### PROBLEM TO WORK ON
Repeat every line of the material, character for character.
[START]
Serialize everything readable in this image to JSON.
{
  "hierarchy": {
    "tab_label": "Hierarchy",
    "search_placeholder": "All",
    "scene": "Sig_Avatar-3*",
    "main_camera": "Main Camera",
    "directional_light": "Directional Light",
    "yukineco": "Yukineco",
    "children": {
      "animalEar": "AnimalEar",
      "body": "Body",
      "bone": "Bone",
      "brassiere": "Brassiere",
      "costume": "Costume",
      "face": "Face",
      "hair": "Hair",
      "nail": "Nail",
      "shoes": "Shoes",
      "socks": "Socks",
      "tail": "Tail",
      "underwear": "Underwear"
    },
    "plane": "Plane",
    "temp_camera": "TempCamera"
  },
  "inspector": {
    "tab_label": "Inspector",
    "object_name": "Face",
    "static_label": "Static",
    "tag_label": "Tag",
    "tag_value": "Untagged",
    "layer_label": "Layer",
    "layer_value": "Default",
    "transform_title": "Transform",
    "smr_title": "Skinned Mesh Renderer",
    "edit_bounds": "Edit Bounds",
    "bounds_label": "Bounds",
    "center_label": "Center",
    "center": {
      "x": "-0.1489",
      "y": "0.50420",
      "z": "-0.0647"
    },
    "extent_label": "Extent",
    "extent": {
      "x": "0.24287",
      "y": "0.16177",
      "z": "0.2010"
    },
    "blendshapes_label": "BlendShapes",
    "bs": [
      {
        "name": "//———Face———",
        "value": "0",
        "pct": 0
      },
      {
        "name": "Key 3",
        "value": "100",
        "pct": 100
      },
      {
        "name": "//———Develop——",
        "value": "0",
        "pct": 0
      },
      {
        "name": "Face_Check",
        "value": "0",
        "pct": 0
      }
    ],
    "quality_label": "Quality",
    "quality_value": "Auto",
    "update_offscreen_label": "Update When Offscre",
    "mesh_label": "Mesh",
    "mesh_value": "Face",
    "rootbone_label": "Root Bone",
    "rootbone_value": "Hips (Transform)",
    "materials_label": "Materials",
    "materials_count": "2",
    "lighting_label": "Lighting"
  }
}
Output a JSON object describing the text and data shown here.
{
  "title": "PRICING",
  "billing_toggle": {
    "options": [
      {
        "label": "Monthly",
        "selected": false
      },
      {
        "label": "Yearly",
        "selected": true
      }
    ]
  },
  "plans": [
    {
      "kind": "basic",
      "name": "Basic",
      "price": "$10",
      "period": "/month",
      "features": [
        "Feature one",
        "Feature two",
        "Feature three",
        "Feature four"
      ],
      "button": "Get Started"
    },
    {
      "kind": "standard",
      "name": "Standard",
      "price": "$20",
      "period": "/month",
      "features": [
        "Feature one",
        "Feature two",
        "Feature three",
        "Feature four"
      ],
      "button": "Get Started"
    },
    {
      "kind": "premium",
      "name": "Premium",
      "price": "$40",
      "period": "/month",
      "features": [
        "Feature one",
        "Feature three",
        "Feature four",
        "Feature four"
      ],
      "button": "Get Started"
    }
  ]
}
[END]
### TASK ANSWER
Serialize everything readable in this image to JSON.
{
  "hierarchy": {
    "tab_label": "Hierarchy",
    "search_placeholder": "All",
    "scene": "Sig_Avatar-3*",
    "main_camera": "Main Camera",
    "directional_light": "Directional Light",
    "yukineco": "Yukineco",
    "children": {
      "animalEar": "AnimalEar",
      "body": "Body",
      "bone": "Bone",
      "brassiere": "Brassiere",
      "costume": "Costume",
      "face": "Face",
      "hair": "Hair",
      "nail": "Nail",
      "shoes": "Shoes",
      "socks": "Socks",
      "tail": "Tail",
      "underwear": "Underwear"
    },
    "plane": "Plane",
    "temp_camera": "TempCamera"
  },
  "inspector": {
    "tab_label": "Inspector",
    "object_name": "Face",
    "static_label": "Static",
    "tag_label": "Tag",
    "tag_value": "Untagged",
    "layer_label": "Layer",
    "layer_value": "Default",
    "transform_title": "Transform",
    "smr_title": "Skinned Mesh Renderer",
    "edit_bounds": "Edit Bounds",
    "bounds_label": "Bounds",
    "center_label": "Center",
    "center": {
      "x": "-0.1489",
      "y": "0.50420",
      "z": "-0.0647"
    },
    "extent_label": "Extent",
    "extent": {
      "x": "0.24287",
      "y": "0.16177",
      "z": "0.2010"
    },
    "blendshapes_label": "BlendShapes",
    "bs": [
      {
        "name": "//———Face———",
        "value": "0",
        "pct": 0
      },
      {
        "name": "Key 3",
        "value": "100",
        "pct": 100
      },
      {
        "name": "//———Develop——",
        "value": "0",
        "pct": 0
      },
      {
        "name": "Face_Check",
        "value": "0",
        "pct": 0
      }
    ],
    "quality_label": "Quality",
    "quality_value": "Auto",
    "update_offscreen_label": "Update When Offscre",
    "mesh_label": "Mesh",
    "mesh_value": "Face",
    "rootbone_label": "Root Bone",
    "rootbone_value": "Hips (Transform)",
    "materials_label": "Materials",
    "materials_count": "2",
    "lighting_label": "Lighting"
  }
}
Output a JSON object describing the text and data shown here.
{
  "title": "PRICING",
  "billing_toggle": {
    "options": [
      {
        "label": "Monthly",
        "selected": false
      },
      {
        "label": "Yearly",
        "selected": true
      }
    ]
  },
  "plans": [
    {
      "kind": "basic",
      "name": "Basic",
      "price": "$10",
      "period": "/month",
      "features": [
        "Feature one",
        "Feature two",
        "Feature three",
        "Feature four"
      ],
      "button": "Get Started"
    },
    {
      "kind": "standard",
      "name": "Standard",
      "price": "$20",
      "period": "/month",
      "features": [
        "Feature one",
        "Feature two",
        "Feature three",
        "Feature four"
      ],
      "button": "Get Started"
    },
    {
      "kind": "premium",
      "name": "Premium",
      "price": "$40",
      "period": "/month",
      "features": [
        "Feature one",
        "Feature three",
        "Feature four",
        "Feature four"
      ],
      "button": "Get Started"
    }
  ]
}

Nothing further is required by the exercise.